(Extracted records)

————

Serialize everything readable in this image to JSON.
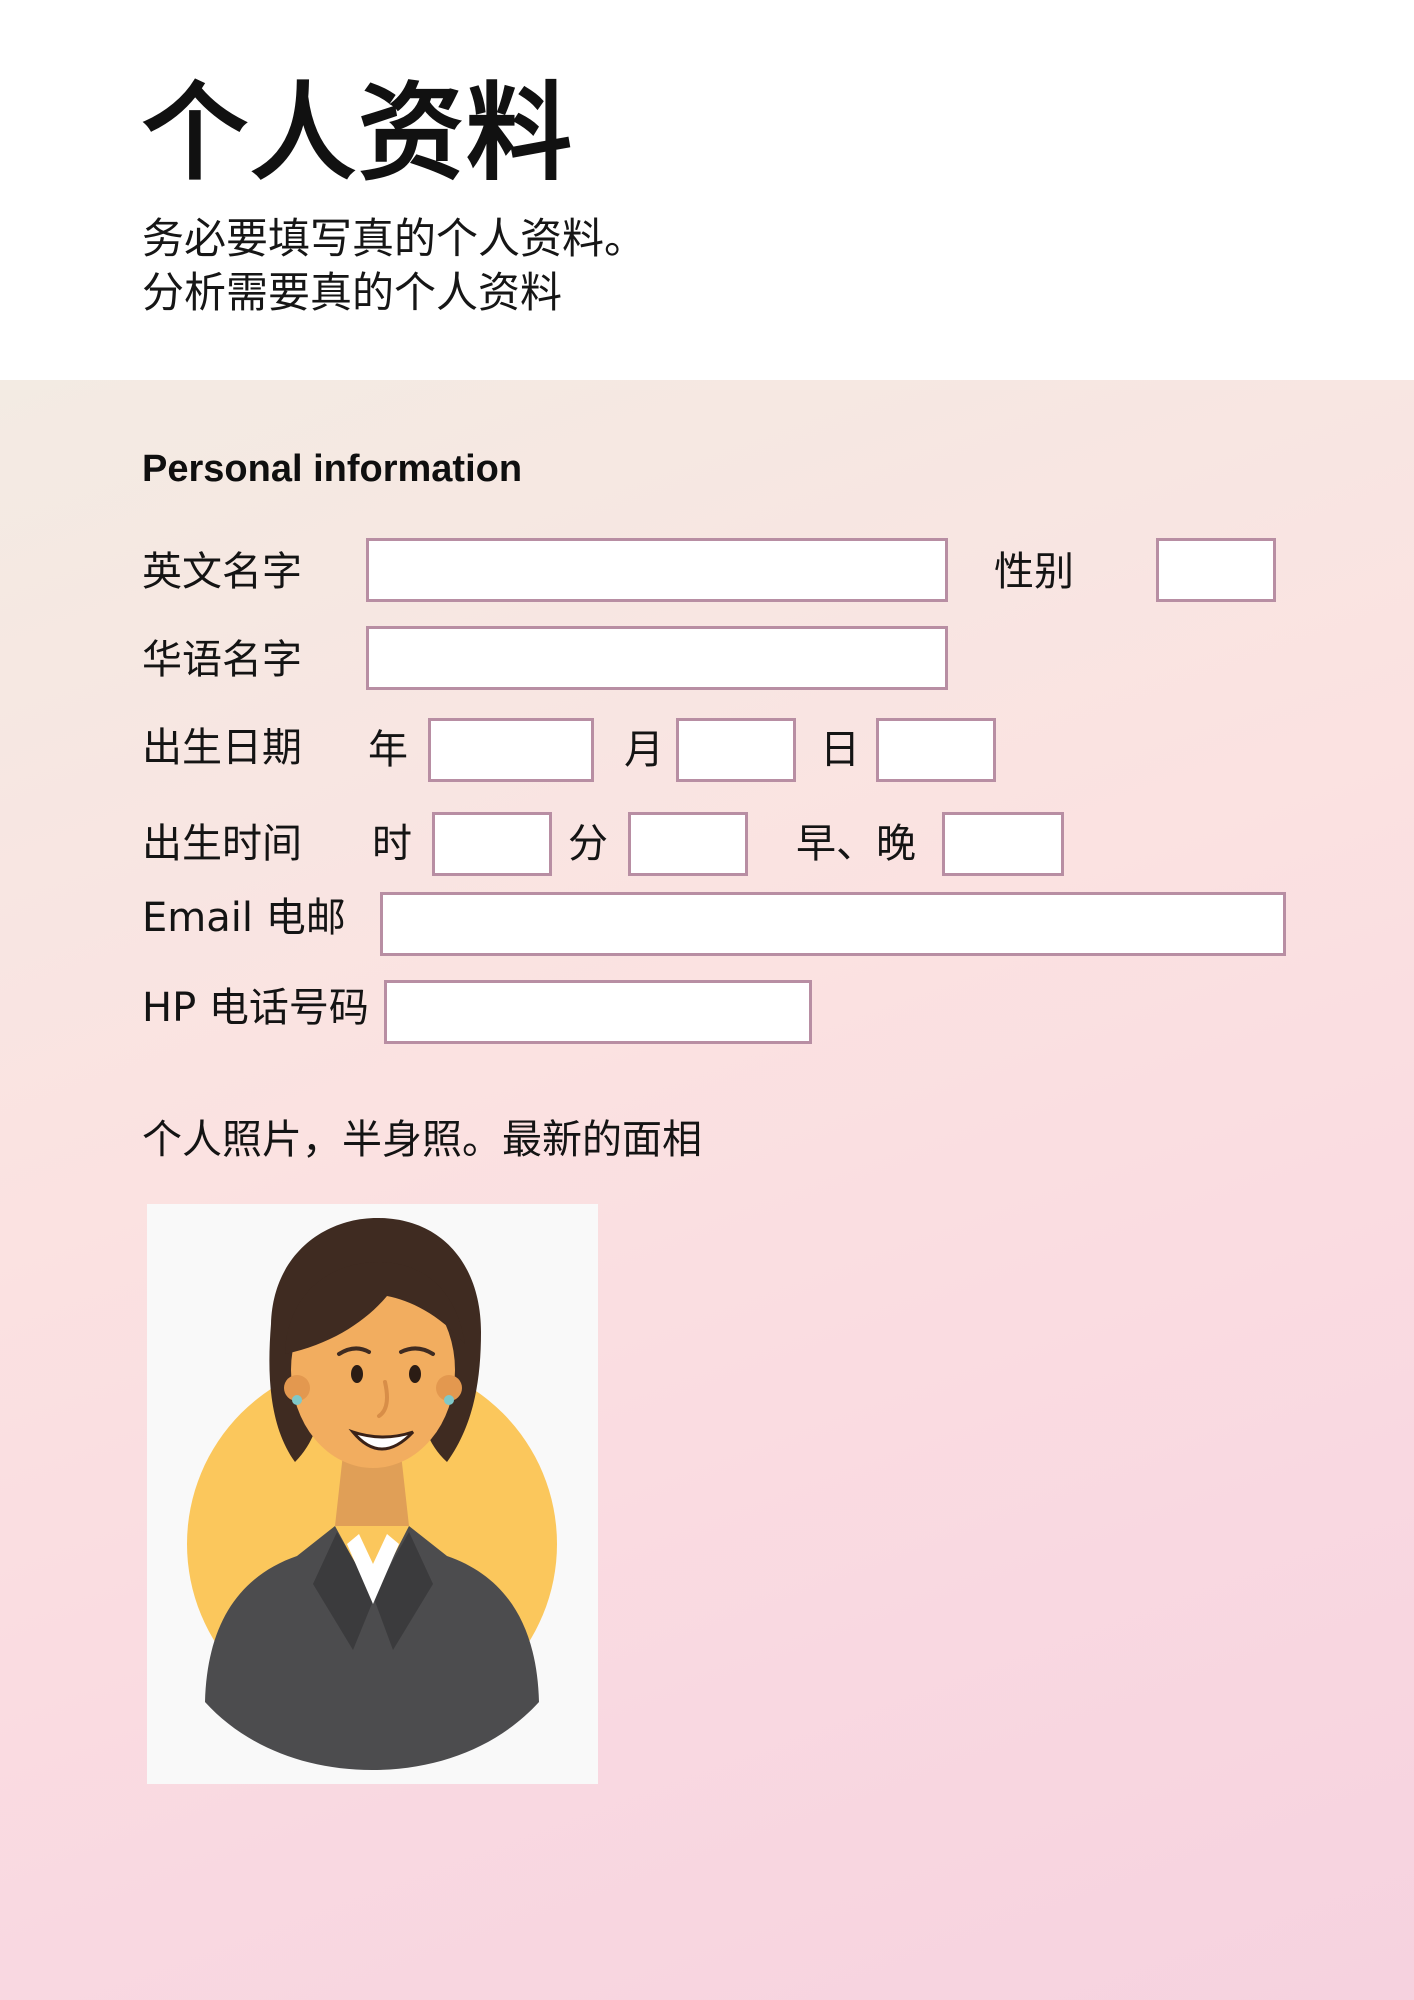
{
  "header": {
    "title": "个人资料",
    "subtitle_lines": [
      "务必要填写真的个人资料。",
      "分析需要真的个人资料"
    ]
  },
  "form": {
    "section_title": "Personal information",
    "labels": {
      "english_name": "英文名字",
      "gender": "性别",
      "chinese_name": "华语名字",
      "birth_date": "出生日期",
      "year": "年",
      "month": "月",
      "day": "日",
      "birth_time": "出生时间",
      "hour": "时",
      "minute": "分",
      "am_pm": "早、晚",
      "email": "Email 电邮",
      "phone": "HP 电话号码"
    },
    "values": {
      "english_name": "",
      "gender": "",
      "chinese_name": "",
      "year": "",
      "month": "",
      "day": "",
      "hour": "",
      "minute": "",
      "am_pm": "",
      "email": "",
      "phone": ""
    }
  },
  "photo": {
    "caption": "个人照片，半身照。最新的面相",
    "avatar_icon": "woman-avatar-icon"
  },
  "colors": {
    "field_border": "#b88ea3",
    "panel_gradient_start": "#f3ebe3",
    "panel_gradient_end": "#f6d2df",
    "avatar_circle": "#fbc75c"
  }
}
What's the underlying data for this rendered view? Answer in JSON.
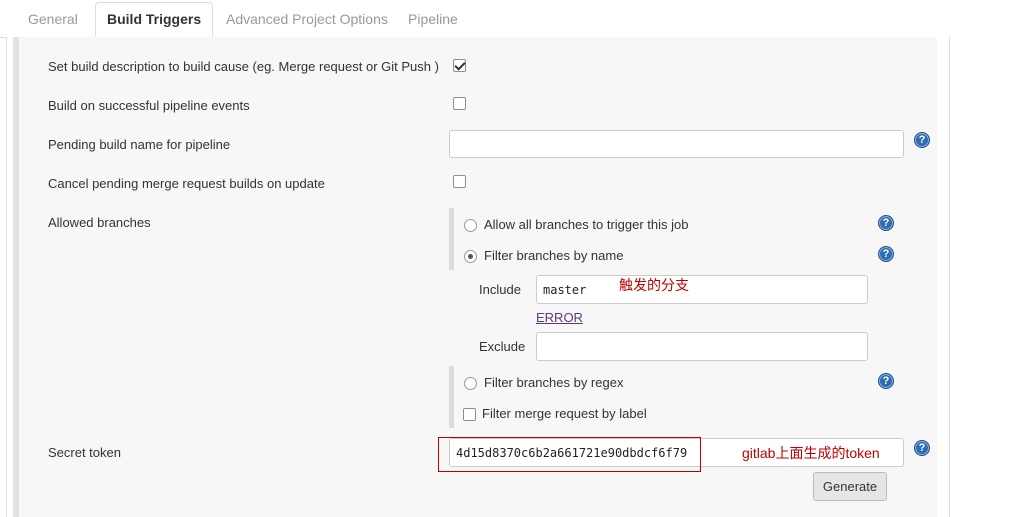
{
  "tabs": [
    {
      "label": "General",
      "active": false
    },
    {
      "label": "Build Triggers",
      "active": true
    },
    {
      "label": "Advanced Project Options",
      "active": false
    },
    {
      "label": "Pipeline",
      "active": false
    }
  ],
  "options": {
    "set_description": {
      "label": "Set build description to build cause (eg. Merge request or Git Push )",
      "checked": true
    },
    "pipeline_events": {
      "label": "Build on successful pipeline events",
      "checked": false
    },
    "pending_build_name": {
      "label": "Pending build name for pipeline",
      "value": ""
    },
    "cancel_pending": {
      "label": "Cancel pending merge request builds on update",
      "checked": false
    },
    "allowed_branches": {
      "label": "Allowed branches",
      "allow_all": "Allow all branches to trigger this job",
      "filter_by_name": "Filter branches by name",
      "include_label": "Include",
      "include_value": "master",
      "error": "ERROR",
      "exclude_label": "Exclude",
      "exclude_value": "",
      "filter_by_regex": "Filter branches by regex",
      "filter_by_label": "Filter merge request by label",
      "selected": "filter_by_name"
    },
    "secret_token": {
      "label": "Secret token",
      "value": "4d15d8370c6b2a661721e90dbdcf6f79",
      "generate": "Generate"
    }
  },
  "annotations": {
    "include_note": "触发的分支",
    "token_note": "gitlab上面生成的token"
  },
  "help_glyph": "?",
  "icons": {
    "help": "help-icon"
  },
  "colors": {
    "annotation": "#c00000",
    "help": "#2e6db4"
  }
}
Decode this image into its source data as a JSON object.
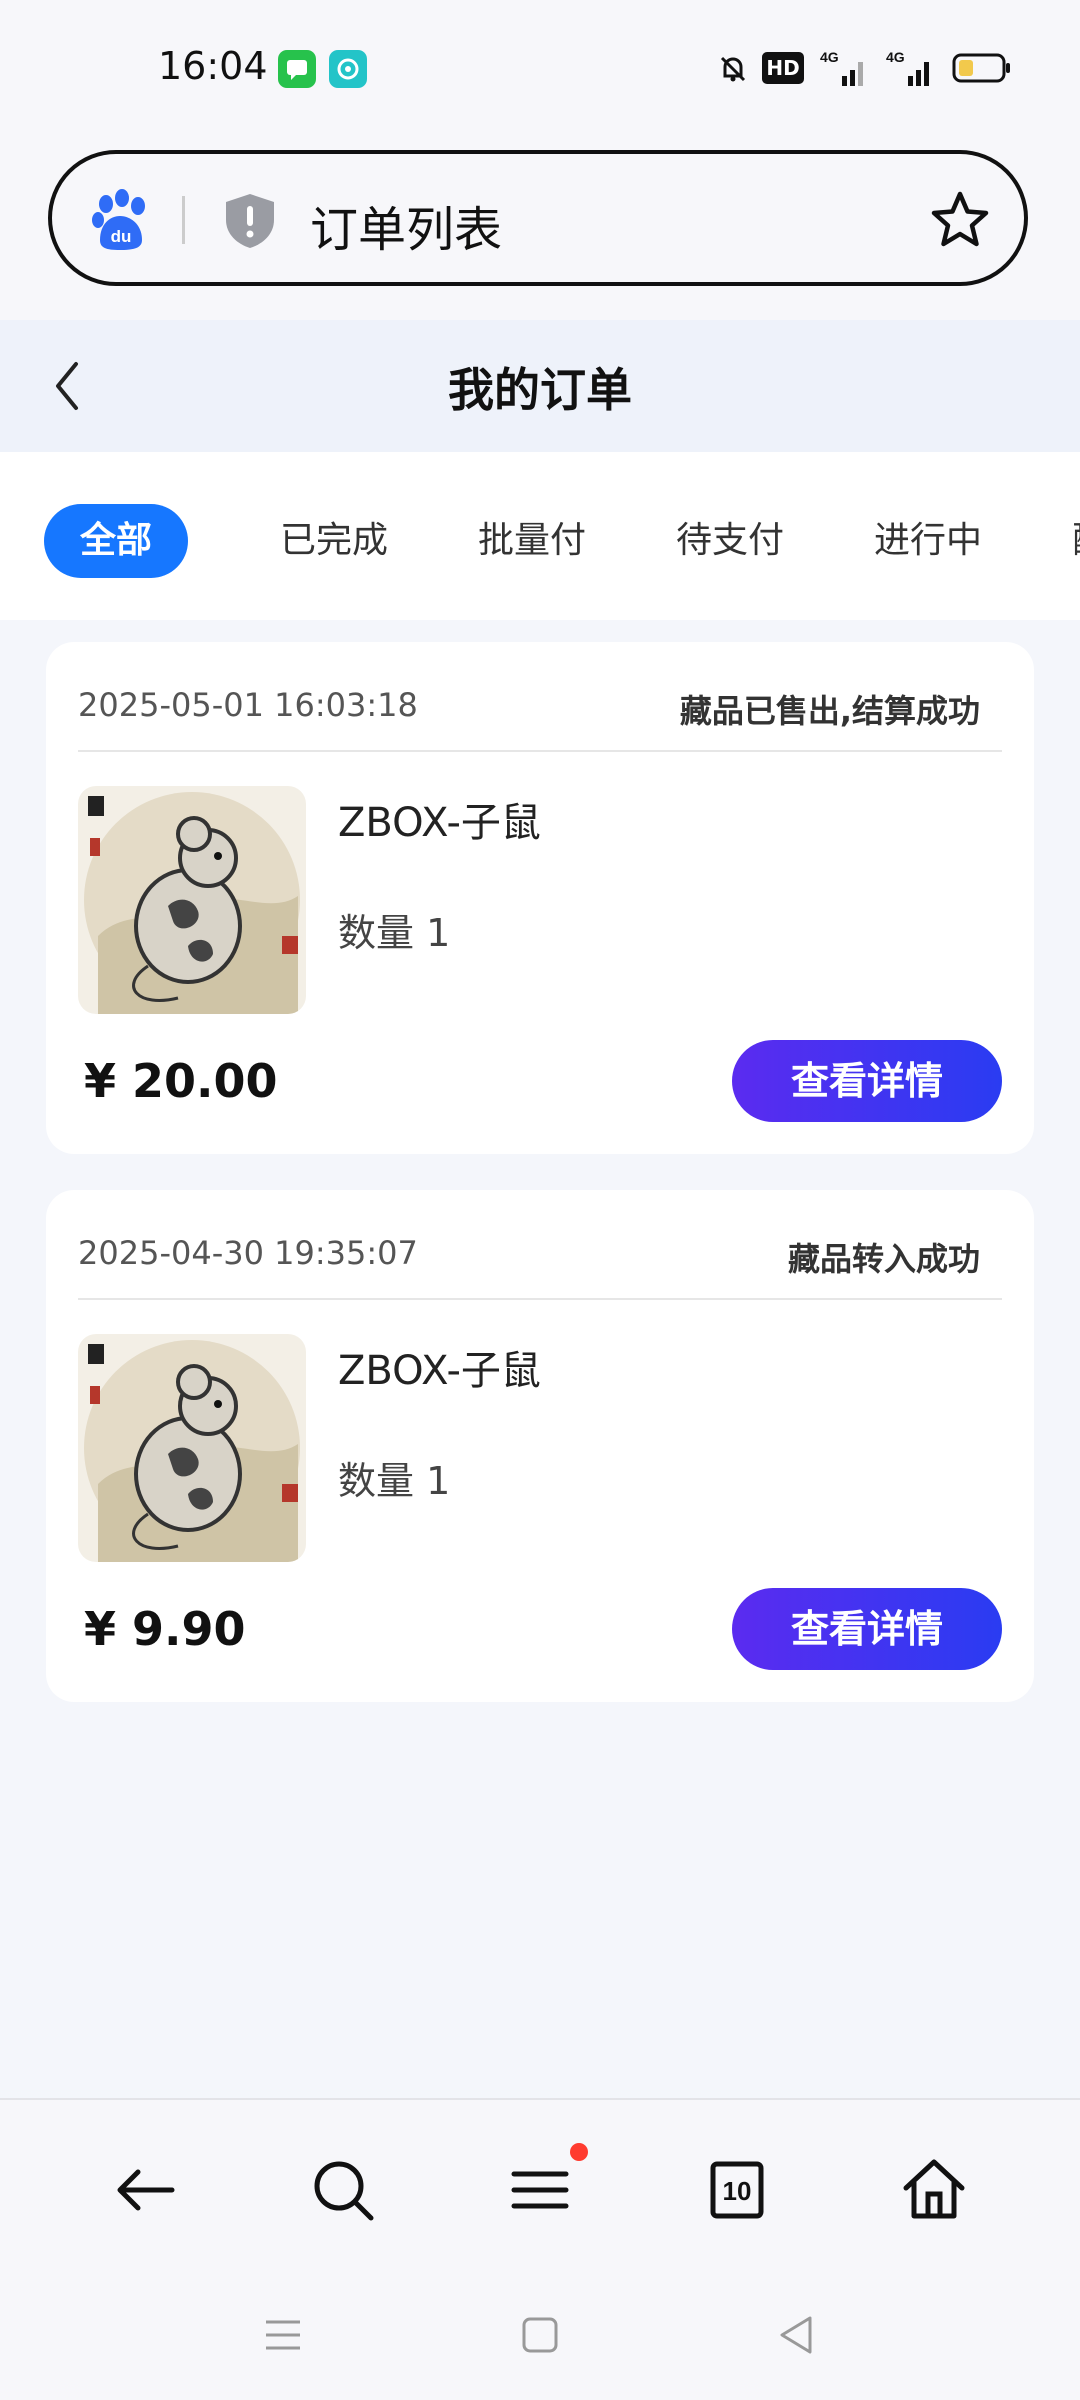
{
  "status_bar": {
    "time": "16:04",
    "icons": [
      "messages-app-icon",
      "green-app-icon",
      "mute-bell-icon",
      "hd-icon",
      "signal-4g-icon",
      "signal-4g-icon",
      "battery-icon"
    ],
    "hd_label": "HD",
    "network_label": "4G"
  },
  "address_bar": {
    "title": "订单列表",
    "left_icon": "baidu-paw-icon",
    "shield_icon": "shield-warning-icon",
    "right_icon": "star-icon",
    "logo_text": "du"
  },
  "header": {
    "title": "我的订单",
    "back_icon": "chevron-left-icon"
  },
  "tabs": [
    {
      "label": "全部",
      "active": true
    },
    {
      "label": "已完成",
      "active": false
    },
    {
      "label": "批量付",
      "active": false
    },
    {
      "label": "待支付",
      "active": false
    },
    {
      "label": "进行中",
      "active": false
    },
    {
      "label": "配",
      "active": false
    }
  ],
  "orders": [
    {
      "datetime": "2025-05-01 16:03:18",
      "status": "藏品已售出,结算成功",
      "product_name": "ZBOX-子鼠",
      "quantity": "数量 1",
      "price": "¥ 20.00",
      "button": "查看详情"
    },
    {
      "datetime": "2025-04-30 19:35:07",
      "status": "藏品转入成功",
      "product_name": "ZBOX-子鼠",
      "quantity": "数量 1",
      "price": "¥ 9.90",
      "button": "查看详情"
    }
  ],
  "bottom_nav": {
    "items": [
      "back-arrow-icon",
      "search-icon",
      "menu-icon",
      "tabs-count-icon",
      "home-icon"
    ],
    "tabs_count": "10",
    "badge_color": "#ff3b2f"
  },
  "system_nav": [
    "recent-apps-icon",
    "home-square-icon",
    "back-triangle-icon"
  ],
  "colors": {
    "accent": "#1677ff",
    "button_gradient_start": "#5b2bf0",
    "button_gradient_end": "#2a3cf2",
    "page_bg": "#f4f6fb"
  }
}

————

* _Work to complete_
Copy all the lines of data exactly as they appear, dropping any images.

* _Solution below_
Serialize everything readable in this image to JSON.
{
  "header": {
    "title": "个人资料",
    "subtitle_lines": [
      "务必要填写真的个人资料。",
      "分析需要真的个人资料"
    ]
  },
  "form": {
    "section_title": "Personal information",
    "labels": {
      "english_name": "英文名字",
      "gender": "性别",
      "chinese_name": "华语名字",
      "birth_date": "出生日期",
      "year": "年",
      "month": "月",
      "day": "日",
      "birth_time": "出生时间",
      "hour": "时",
      "minute": "分",
      "am_pm": "早、晚",
      "email": "Email 电邮",
      "phone": "HP 电话号码"
    },
    "values": {
      "english_name": "",
      "gender": "",
      "chinese_name": "",
      "year": "",
      "month": "",
      "day": "",
      "hour": "",
      "minute": "",
      "am_pm": "",
      "email": "",
      "phone": ""
    }
  },
  "photo": {
    "caption": "个人照片，半身照。最新的面相",
    "avatar_icon": "woman-avatar-icon"
  },
  "colors": {
    "field_border": "#b88ea3",
    "panel_gradient_start": "#f3ebe3",
    "panel_gradient_end": "#f6d2df",
    "avatar_circle": "#fbc75c"
  }
}
What's the underlying data for this rendered view? Answer in JSON.
{
  "tabs": [
    {
      "label": "General",
      "active": false
    },
    {
      "label": "Build Triggers",
      "active": true
    },
    {
      "label": "Advanced Project Options",
      "active": false
    },
    {
      "label": "Pipeline",
      "active": false
    }
  ],
  "options": {
    "set_description": {
      "label": "Set build description to build cause (eg. Merge request or Git Push )",
      "checked": true
    },
    "pipeline_events": {
      "label": "Build on successful pipeline events",
      "checked": false
    },
    "pending_build_name": {
      "label": "Pending build name for pipeline",
      "value": ""
    },
    "cancel_pending": {
      "label": "Cancel pending merge request builds on update",
      "checked": false
    },
    "allowed_branches": {
      "label": "Allowed branches",
      "allow_all": "Allow all branches to trigger this job",
      "filter_by_name": "Filter branches by name",
      "include_label": "Include",
      "include_value": "master",
      "error": "ERROR",
      "exclude_label": "Exclude",
      "exclude_value": "",
      "filter_by_regex": "Filter branches by regex",
      "filter_by_label": "Filter merge request by label",
      "selected": "filter_by_name"
    },
    "secret_token": {
      "label": "Secret token",
      "value": "4d15d8370c6b2a661721e90dbdcf6f79",
      "generate": "Generate"
    }
  },
  "annotations": {
    "include_note": "触发的分支",
    "token_note": "gitlab上面生成的token"
  },
  "help_glyph": "?",
  "icons": {
    "help": "help-icon"
  },
  "colors": {
    "annotation": "#c00000",
    "help": "#2e6db4"
  }
}
Decode this image into its source data as a JSON object.
{
  "status_bar": {
    "time": "16:04",
    "icons": [
      "messages-app-icon",
      "green-app-icon",
      "mute-bell-icon",
      "hd-icon",
      "signal-4g-icon",
      "signal-4g-icon",
      "battery-icon"
    ],
    "hd_label": "HD",
    "network_label": "4G"
  },
  "address_bar": {
    "title": "订单列表",
    "left_icon": "baidu-paw-icon",
    "shield_icon": "shield-warning-icon",
    "right_icon": "star-icon",
    "logo_text": "du"
  },
  "header": {
    "title": "我的订单",
    "back_icon": "chevron-left-icon"
  },
  "tabs": [
    {
      "label": "全部",
      "active": true
    },
    {
      "label": "已完成",
      "active": false
    },
    {
      "label": "批量付",
      "active": false
    },
    {
      "label": "待支付",
      "active": false
    },
    {
      "label": "进行中",
      "active": false
    },
    {
      "label": "配",
      "active": false
    }
  ],
  "orders": [
    {
      "datetime": "2025-05-01 16:03:18",
      "status": "藏品已售出,结算成功",
      "product_name": "ZBOX-子鼠",
      "quantity": "数量 1",
      "price": "¥ 20.00",
      "button": "查看详情"
    },
    {
      "datetime": "2025-04-30 19:35:07",
      "status": "藏品转入成功",
      "product_name": "ZBOX-子鼠",
      "quantity": "数量 1",
      "price": "¥ 9.90",
      "button": "查看详情"
    }
  ],
  "bottom_nav": {
    "items": [
      "back-arrow-icon",
      "search-icon",
      "menu-icon",
      "tabs-count-icon",
      "home-icon"
    ],
    "tabs_count": "10",
    "badge_color": "#ff3b2f"
  },
  "system_nav": [
    "recent-apps-icon",
    "home-square-icon",
    "back-triangle-icon"
  ],
  "colors": {
    "accent": "#1677ff",
    "button_gradient_start": "#5b2bf0",
    "button_gradient_end": "#2a3cf2",
    "page_bg": "#f4f6fb"
  }
}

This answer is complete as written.